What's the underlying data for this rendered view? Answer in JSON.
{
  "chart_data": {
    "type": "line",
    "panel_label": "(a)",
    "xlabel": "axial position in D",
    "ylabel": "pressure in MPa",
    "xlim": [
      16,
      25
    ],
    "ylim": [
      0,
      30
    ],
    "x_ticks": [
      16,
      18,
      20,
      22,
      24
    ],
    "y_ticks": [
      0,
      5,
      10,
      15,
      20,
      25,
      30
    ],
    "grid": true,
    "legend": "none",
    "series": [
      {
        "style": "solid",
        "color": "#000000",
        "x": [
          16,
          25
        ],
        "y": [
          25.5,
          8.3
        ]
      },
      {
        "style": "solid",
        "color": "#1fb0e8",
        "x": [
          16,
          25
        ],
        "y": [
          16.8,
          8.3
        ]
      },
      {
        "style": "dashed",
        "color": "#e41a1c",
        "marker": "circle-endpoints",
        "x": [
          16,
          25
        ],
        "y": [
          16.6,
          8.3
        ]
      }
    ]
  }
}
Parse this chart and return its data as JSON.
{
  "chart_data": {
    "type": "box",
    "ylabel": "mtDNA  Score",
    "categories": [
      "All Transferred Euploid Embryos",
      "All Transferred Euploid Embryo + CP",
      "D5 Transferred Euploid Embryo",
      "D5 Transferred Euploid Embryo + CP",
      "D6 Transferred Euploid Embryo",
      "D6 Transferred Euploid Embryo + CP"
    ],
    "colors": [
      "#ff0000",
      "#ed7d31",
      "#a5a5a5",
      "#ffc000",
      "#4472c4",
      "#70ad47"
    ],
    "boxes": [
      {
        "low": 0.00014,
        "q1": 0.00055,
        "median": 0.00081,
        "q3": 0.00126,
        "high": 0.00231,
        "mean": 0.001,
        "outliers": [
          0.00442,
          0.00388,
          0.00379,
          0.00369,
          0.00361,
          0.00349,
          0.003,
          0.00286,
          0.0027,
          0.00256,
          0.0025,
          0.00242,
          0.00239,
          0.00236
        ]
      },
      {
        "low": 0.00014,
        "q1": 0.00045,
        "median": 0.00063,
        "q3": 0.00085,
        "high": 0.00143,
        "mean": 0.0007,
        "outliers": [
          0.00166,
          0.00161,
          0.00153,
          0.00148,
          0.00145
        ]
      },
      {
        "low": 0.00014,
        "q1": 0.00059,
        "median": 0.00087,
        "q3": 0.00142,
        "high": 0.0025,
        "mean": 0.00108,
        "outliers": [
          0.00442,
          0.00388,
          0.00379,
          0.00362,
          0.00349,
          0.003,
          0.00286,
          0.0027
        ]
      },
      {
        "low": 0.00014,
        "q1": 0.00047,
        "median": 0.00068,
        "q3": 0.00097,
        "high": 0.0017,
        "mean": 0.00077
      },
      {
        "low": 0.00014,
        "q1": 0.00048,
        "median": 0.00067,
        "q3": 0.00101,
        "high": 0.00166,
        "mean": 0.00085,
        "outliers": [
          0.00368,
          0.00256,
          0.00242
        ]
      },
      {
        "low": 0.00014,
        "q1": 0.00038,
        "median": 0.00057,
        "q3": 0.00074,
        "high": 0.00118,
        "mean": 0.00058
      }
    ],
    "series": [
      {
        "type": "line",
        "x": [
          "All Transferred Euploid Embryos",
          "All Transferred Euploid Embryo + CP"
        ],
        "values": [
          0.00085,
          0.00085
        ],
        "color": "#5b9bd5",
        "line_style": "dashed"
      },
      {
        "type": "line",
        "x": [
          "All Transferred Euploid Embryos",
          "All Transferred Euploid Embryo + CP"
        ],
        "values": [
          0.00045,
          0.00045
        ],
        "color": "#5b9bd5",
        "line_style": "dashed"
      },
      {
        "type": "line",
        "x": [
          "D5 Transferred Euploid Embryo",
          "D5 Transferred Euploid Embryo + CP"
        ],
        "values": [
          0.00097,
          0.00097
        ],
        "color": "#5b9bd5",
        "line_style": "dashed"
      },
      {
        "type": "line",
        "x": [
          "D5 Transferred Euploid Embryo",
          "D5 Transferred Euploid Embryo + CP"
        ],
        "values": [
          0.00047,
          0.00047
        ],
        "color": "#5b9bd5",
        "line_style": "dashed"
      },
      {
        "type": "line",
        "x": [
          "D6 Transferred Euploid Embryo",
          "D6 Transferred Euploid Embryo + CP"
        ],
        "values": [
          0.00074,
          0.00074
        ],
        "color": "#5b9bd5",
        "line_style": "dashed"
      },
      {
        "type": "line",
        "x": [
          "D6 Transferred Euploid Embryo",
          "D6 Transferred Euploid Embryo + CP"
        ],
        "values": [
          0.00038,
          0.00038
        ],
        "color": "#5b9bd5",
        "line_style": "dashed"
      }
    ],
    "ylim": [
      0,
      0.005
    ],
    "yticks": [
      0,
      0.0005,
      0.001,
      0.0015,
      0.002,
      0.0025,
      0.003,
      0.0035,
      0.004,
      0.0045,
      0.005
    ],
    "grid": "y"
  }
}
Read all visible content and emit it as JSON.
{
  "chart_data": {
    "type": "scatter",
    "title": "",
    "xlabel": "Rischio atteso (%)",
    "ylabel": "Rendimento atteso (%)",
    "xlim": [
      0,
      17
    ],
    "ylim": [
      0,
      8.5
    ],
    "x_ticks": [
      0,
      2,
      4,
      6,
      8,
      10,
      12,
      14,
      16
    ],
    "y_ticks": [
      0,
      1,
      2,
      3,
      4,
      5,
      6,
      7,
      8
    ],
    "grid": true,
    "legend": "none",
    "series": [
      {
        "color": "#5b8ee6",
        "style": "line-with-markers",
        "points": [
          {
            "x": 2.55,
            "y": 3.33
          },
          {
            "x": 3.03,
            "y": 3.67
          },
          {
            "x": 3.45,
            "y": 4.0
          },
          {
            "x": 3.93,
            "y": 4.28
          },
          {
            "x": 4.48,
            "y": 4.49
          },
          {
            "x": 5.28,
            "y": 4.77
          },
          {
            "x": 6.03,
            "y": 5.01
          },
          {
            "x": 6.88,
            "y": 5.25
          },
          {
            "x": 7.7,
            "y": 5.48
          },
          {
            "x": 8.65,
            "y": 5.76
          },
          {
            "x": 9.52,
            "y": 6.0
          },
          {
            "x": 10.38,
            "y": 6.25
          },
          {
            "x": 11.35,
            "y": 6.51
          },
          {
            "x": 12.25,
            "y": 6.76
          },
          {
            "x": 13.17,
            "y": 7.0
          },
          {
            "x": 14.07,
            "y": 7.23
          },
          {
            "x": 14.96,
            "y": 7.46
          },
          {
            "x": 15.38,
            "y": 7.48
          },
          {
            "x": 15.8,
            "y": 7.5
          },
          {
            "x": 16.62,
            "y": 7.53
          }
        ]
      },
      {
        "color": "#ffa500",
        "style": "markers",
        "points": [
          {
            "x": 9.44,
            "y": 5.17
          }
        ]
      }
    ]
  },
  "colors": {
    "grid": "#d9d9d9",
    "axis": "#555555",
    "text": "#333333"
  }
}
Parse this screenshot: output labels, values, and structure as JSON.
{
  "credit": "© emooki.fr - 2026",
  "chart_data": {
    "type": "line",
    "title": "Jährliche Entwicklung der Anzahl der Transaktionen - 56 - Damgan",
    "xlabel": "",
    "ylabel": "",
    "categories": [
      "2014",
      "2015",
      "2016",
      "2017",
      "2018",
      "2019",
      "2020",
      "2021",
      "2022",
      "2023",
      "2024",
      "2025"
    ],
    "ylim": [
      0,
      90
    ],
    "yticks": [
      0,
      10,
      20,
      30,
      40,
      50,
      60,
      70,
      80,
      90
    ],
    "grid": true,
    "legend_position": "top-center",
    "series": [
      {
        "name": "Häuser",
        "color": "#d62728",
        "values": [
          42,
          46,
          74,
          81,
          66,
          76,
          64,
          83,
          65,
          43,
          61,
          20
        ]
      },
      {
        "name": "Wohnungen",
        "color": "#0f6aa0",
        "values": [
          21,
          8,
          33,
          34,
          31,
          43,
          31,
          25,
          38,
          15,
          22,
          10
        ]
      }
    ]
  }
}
....
> **AIM OF THE TASK**:
Return every line from the records above that holds the word "this".

> **ANSWER BELOW**:
What's the underlying data for this rendered view? Answer in JSON.
Parse this chart and return its data as JSON.
Parse this screenshot: output labels, values, and structure as JSON.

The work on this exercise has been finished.